• _Selected text_

--------------------------------

Fast Nearest Neighbor Queries in Haskell

posted on 2015-07-21

Two weeks ago at ICML, I presented a method for making nearest neighbor queries faster. The paper is called Faster Cover Trees and discusses some algorithmic improvements to the cover tree data structure. You can find the code in the HLearn library on github.

The implementation was written entirely in Haskell, and it is the fastest existing method for nearest neighbor queries in arbitrary metric spaces. (If you want a non-Haskell interface, the repo comes with a standalone program called hlearn-allknn for finding nearest neighbors.) In this blog post, I want to discuss four lessons learned about using Haskell to write high performance numeric code. But before we get to those details, let’s see some benchmarks.

The benchmarks

The benchmark task is to find the nearest neighbor of every point in the given dataset. We’ll use the four largest datasets in the mlpack benchmark suite and the Euclidean distance. (HLearn supports other distance metrics, but most of the compared libraries do not.) You can find more details about the compared libraries and instructions for reproducing the benchmarks in the repo’s bench/allknn folder.

--------------------------------

• _Provided data_
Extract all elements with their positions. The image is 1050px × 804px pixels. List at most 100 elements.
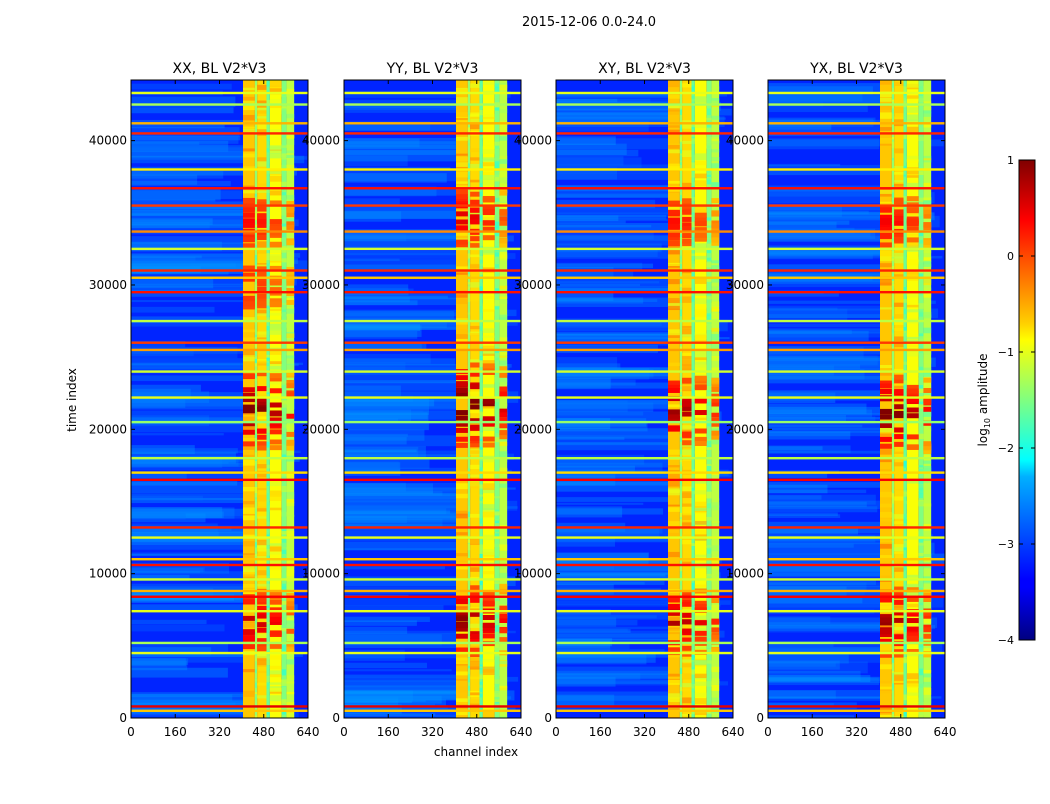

--------------------------------

• _Problems to solve_
**a.** In the post on nearest neighbor queries in Haskell, what is the standalone program in the repo called?
**b.** Which libraries, programs or benchmark suites does the post on nearest neighbor queries in Haskell name?
**c.** Do these statements agree with the post on nearest neighbor queries in Haskell? (i) The method was presented at ICML. (ii) The benchmarks use the Manhattan distance. (iii) Most of the compared libraries support other distance metrics. For each, answer yes or no and quote the deciding words.

• _The solutions_
**a.** hlearn-allknn

**b.**
- HLearn library
- hlearn-allknn
- mlpack benchmark suite

**c.**
(i) Yes: "Two weeks ago at ICML, I presented a method for making nearest neighbor queries faster."
(ii) No: "We’ll use the four largest datasets in the mlpack benchmark suite and the Euclidean distance."
(iii) No: "HLearn supports other distance metrics, but most of the compared libraries do not."